Directions
Among the following entries, count the lines that contain "color" and report only the result.

Dataset rows:
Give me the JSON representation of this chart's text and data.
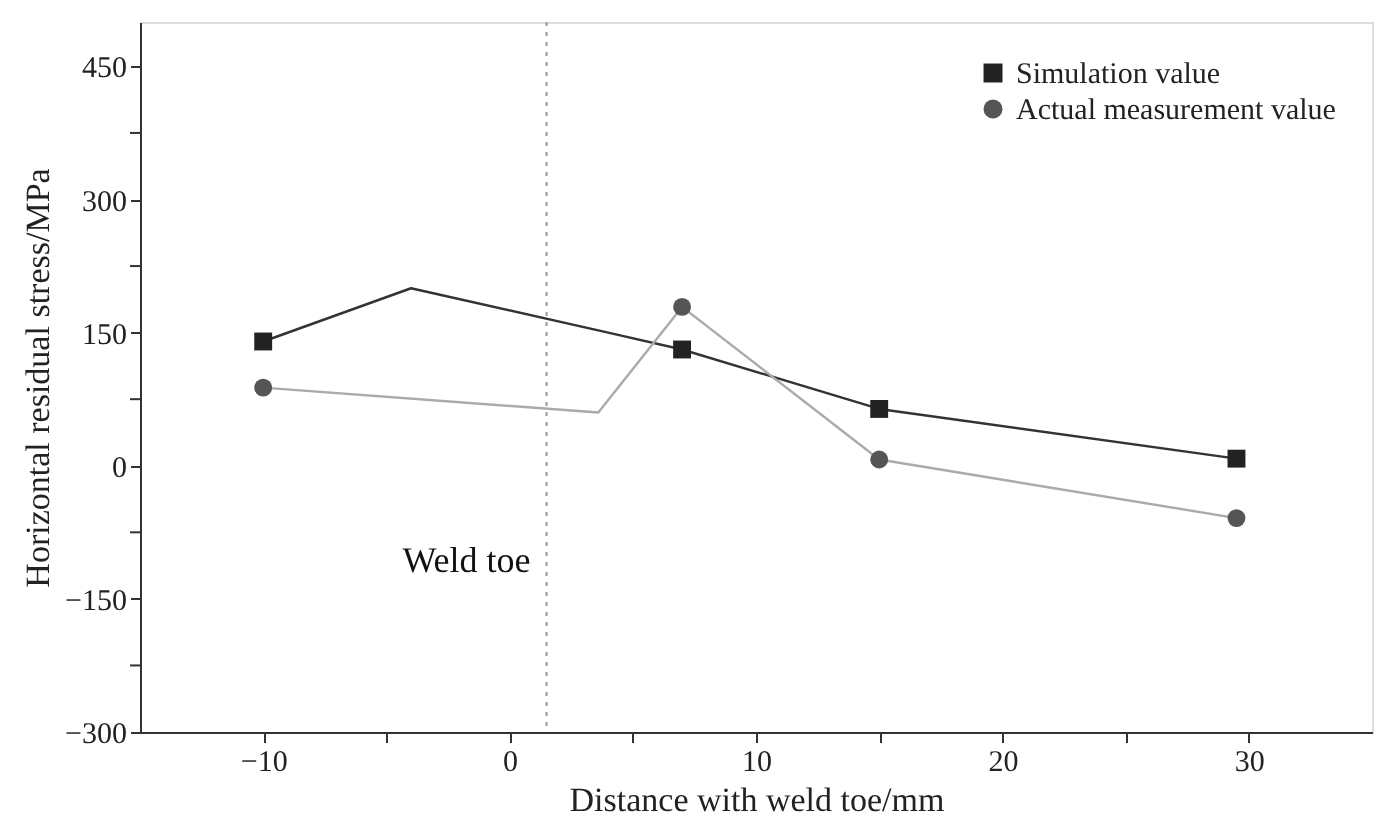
{
  "chart_data": {
    "type": "line",
    "xlabel": "Distance with weld toe/mm",
    "ylabel": "Horizontal residual stress/MPa",
    "xlim": [
      -15,
      35
    ],
    "ylim": [
      -300,
      500
    ],
    "xticks": [
      -10,
      {
        "value": -5,
        "label": null
      },
      0,
      {
        "value": 5,
        "label": null
      },
      10,
      {
        "value": 15,
        "label": null
      },
      20,
      {
        "value": 25,
        "label": null
      },
      30
    ],
    "yticks": [
      -300,
      {
        "value": -225,
        "label": null
      },
      -150,
      {
        "value": -75,
        "label": null
      },
      0,
      {
        "value": 75,
        "label": null
      },
      150,
      {
        "value": 225,
        "label": null
      },
      300,
      {
        "value": 375,
        "label": null
      },
      450
    ],
    "grid": false,
    "legend": "top right",
    "series": [
      {
        "type": "line",
        "color": "#333333",
        "marker": "none",
        "x": [
          -10,
          -4,
          4,
          7,
          15,
          29.5
        ],
        "values": [
          140,
          200,
          150,
          131,
          64,
          8
        ]
      },
      {
        "type": "line",
        "color": "#aaaaaa",
        "marker": "none",
        "x": [
          -10,
          3.6,
          7,
          15,
          29.5
        ],
        "values": [
          88,
          60,
          179,
          7,
          -59
        ]
      },
      {
        "type": "scatter",
        "name": "Simulation value",
        "color": "#222222",
        "marker": "square",
        "x": [
          -10,
          7,
          15,
          29.5
        ],
        "values": [
          140,
          131,
          64,
          8
        ]
      },
      {
        "type": "scatter",
        "name": "Actual measurement value",
        "color": "#555555",
        "marker": "circle",
        "x": [
          -10,
          7,
          15,
          29.5
        ],
        "values": [
          88,
          179,
          7,
          -59
        ]
      }
    ],
    "ref_lines": [
      {
        "axis": "x",
        "value": 1.5,
        "label": "Weld toe",
        "color": "#999999",
        "line_style": "dotted"
      }
    ]
  }
}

Solution for this task
5